◆ Given request
Return the listing below exactly, with the pictures dropped.
Data excerpts start
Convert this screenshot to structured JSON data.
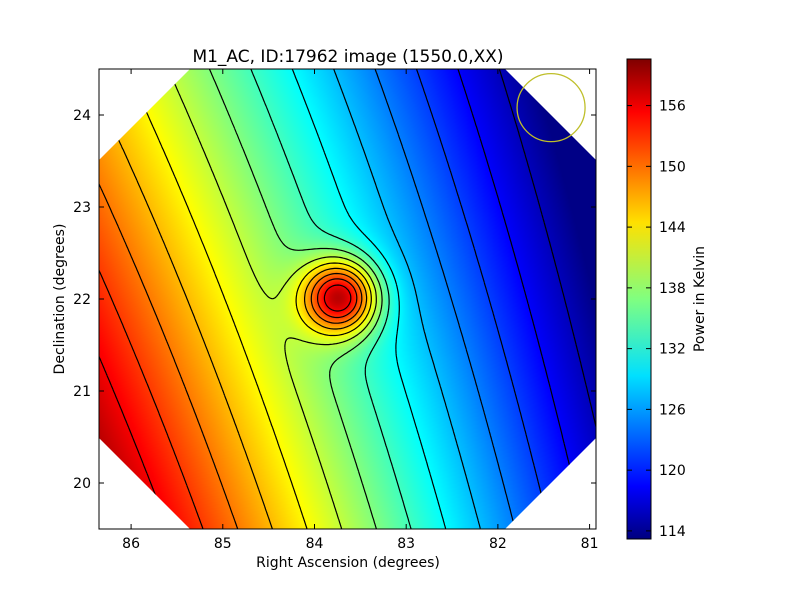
{
  "chart_data": {
    "type": "heatmap",
    "title": "M1_AC, ID:17962 image (1550.0,XX)",
    "xlabel": "Right Ascension (degrees)",
    "ylabel": "Declination (degrees)",
    "colorbar_label": "Power in Kelvin",
    "colormap": "jet",
    "xlim": [
      86.35,
      80.93
    ],
    "ylim": [
      19.5,
      24.5
    ],
    "x_ticks": [
      86,
      85,
      84,
      83,
      82,
      81
    ],
    "y_ticks": [
      20,
      21,
      22,
      23,
      24
    ],
    "colorbar_range": [
      113.2,
      160.6
    ],
    "colorbar_ticks": [
      114,
      120,
      126,
      132,
      138,
      144,
      150,
      156
    ],
    "footprint": "diamond-shaped image footprint (white outside)",
    "hotspot": {
      "ra": 83.72,
      "dec": 22.02,
      "peak_kelvin": 155
    },
    "max_region": {
      "ra": 86.3,
      "dec": 21.6,
      "value_kelvin": 160
    },
    "min_region": {
      "ra": 81.2,
      "dec": 23.0,
      "value_kelvin": 114
    },
    "contour_count": 17,
    "beam_circle": {
      "ra": 81.42,
      "dec": 24.08,
      "color": "#bfbf2a"
    },
    "contour_color": "#000000"
  }
}
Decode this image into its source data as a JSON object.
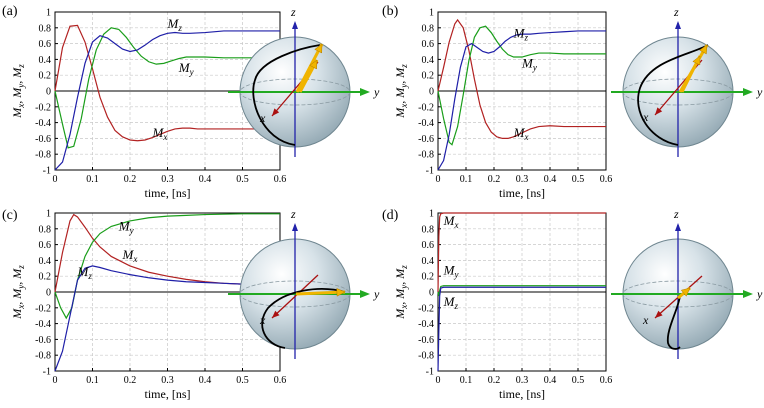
Data excerpts end
◆ Answer to the problem
Convert this screenshot to structured JSON data.
{
  "chart_data": {
    "type": "heatmap",
    "title": "M1_AC, ID:17962 image (1550.0,XX)",
    "xlabel": "Right Ascension (degrees)",
    "ylabel": "Declination (degrees)",
    "colorbar_label": "Power in Kelvin",
    "colormap": "jet",
    "xlim": [
      86.35,
      80.93
    ],
    "ylim": [
      19.5,
      24.5
    ],
    "x_ticks": [
      86,
      85,
      84,
      83,
      82,
      81
    ],
    "y_ticks": [
      20,
      21,
      22,
      23,
      24
    ],
    "colorbar_range": [
      113.2,
      160.6
    ],
    "colorbar_ticks": [
      114,
      120,
      126,
      132,
      138,
      144,
      150,
      156
    ],
    "footprint": "diamond-shaped image footprint (white outside)",
    "hotspot": {
      "ra": 83.72,
      "dec": 22.02,
      "peak_kelvin": 155
    },
    "max_region": {
      "ra": 86.3,
      "dec": 21.6,
      "value_kelvin": 160
    },
    "min_region": {
      "ra": 81.2,
      "dec": 23.0,
      "value_kelvin": 114
    },
    "contour_count": 17,
    "beam_circle": {
      "ra": 81.42,
      "dec": 24.08,
      "color": "#bfbf2a"
    },
    "contour_color": "#000000"
  }
}
Decode this image into its source data as a JSON object.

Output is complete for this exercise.